Data entries for graphics:
>> start

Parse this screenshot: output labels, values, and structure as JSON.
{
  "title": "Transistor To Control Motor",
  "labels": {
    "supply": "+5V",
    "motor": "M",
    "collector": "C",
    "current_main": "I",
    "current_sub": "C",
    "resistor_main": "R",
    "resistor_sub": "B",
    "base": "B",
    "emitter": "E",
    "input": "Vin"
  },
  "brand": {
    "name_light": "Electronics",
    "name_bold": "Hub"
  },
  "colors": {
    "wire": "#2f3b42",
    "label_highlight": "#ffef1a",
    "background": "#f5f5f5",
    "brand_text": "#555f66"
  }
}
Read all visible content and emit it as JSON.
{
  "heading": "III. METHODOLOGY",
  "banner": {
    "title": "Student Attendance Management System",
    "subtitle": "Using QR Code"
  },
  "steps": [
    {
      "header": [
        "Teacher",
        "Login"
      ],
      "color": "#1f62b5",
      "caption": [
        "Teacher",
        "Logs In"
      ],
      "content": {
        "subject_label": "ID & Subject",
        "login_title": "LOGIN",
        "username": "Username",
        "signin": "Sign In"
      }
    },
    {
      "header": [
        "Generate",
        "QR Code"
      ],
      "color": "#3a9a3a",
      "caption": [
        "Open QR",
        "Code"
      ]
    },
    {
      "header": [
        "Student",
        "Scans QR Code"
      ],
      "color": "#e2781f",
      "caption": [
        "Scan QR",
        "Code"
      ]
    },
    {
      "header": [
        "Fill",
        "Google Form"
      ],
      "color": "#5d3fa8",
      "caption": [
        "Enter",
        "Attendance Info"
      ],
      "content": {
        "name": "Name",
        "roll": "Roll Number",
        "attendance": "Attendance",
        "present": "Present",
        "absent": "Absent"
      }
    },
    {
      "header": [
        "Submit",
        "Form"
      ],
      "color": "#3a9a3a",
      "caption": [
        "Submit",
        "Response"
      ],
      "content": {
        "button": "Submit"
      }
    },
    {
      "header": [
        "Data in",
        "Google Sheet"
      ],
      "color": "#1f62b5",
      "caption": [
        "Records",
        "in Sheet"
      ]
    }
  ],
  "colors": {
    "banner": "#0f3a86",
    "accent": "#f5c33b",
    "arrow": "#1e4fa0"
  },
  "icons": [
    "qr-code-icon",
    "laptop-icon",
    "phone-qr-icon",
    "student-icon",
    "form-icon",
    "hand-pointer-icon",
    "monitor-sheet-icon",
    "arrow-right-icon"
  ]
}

>> end

Take the entries above and copy them out exactly.

● **Response for this exercise**:
Parse this screenshot: output labels, values, and structure as JSON.
{
  "title": "Transistor To Control Motor",
  "labels": {
    "supply": "+5V",
    "motor": "M",
    "collector": "C",
    "current_main": "I",
    "current_sub": "C",
    "resistor_main": "R",
    "resistor_sub": "B",
    "base": "B",
    "emitter": "E",
    "input": "Vin"
  },
  "brand": {
    "name_light": "Electronics",
    "name_bold": "Hub"
  },
  "colors": {
    "wire": "#2f3b42",
    "label_highlight": "#ffef1a",
    "background": "#f5f5f5",
    "brand_text": "#555f66"
  }
}
Read all visible content and emit it as JSON.
{
  "heading": "III. METHODOLOGY",
  "banner": {
    "title": "Student Attendance Management System",
    "subtitle": "Using QR Code"
  },
  "steps": [
    {
      "header": [
        "Teacher",
        "Login"
      ],
      "color": "#1f62b5",
      "caption": [
        "Teacher",
        "Logs In"
      ],
      "content": {
        "subject_label": "ID & Subject",
        "login_title": "LOGIN",
        "username": "Username",
        "signin": "Sign In"
      }
    },
    {
      "header": [
        "Generate",
        "QR Code"
      ],
      "color": "#3a9a3a",
      "caption": [
        "Open QR",
        "Code"
      ]
    },
    {
      "header": [
        "Student",
        "Scans QR Code"
      ],
      "color": "#e2781f",
      "caption": [
        "Scan QR",
        "Code"
      ]
    },
    {
      "header": [
        "Fill",
        "Google Form"
      ],
      "color": "#5d3fa8",
      "caption": [
        "Enter",
        "Attendance Info"
      ],
      "content": {
        "name": "Name",
        "roll": "Roll Number",
        "attendance": "Attendance",
        "present": "Present",
        "absent": "Absent"
      }
    },
    {
      "header": [
        "Submit",
        "Form"
      ],
      "color": "#3a9a3a",
      "caption": [
        "Submit",
        "Response"
      ],
      "content": {
        "button": "Submit"
      }
    },
    {
      "header": [
        "Data in",
        "Google Sheet"
      ],
      "color": "#1f62b5",
      "caption": [
        "Records",
        "in Sheet"
      ]
    }
  ],
  "colors": {
    "banner": "#0f3a86",
    "accent": "#f5c33b",
    "arrow": "#1e4fa0"
  },
  "icons": [
    "qr-code-icon",
    "laptop-icon",
    "phone-qr-icon",
    "student-icon",
    "form-icon",
    "hand-pointer-icon",
    "monitor-sheet-icon",
    "arrow-right-icon"
  ]
}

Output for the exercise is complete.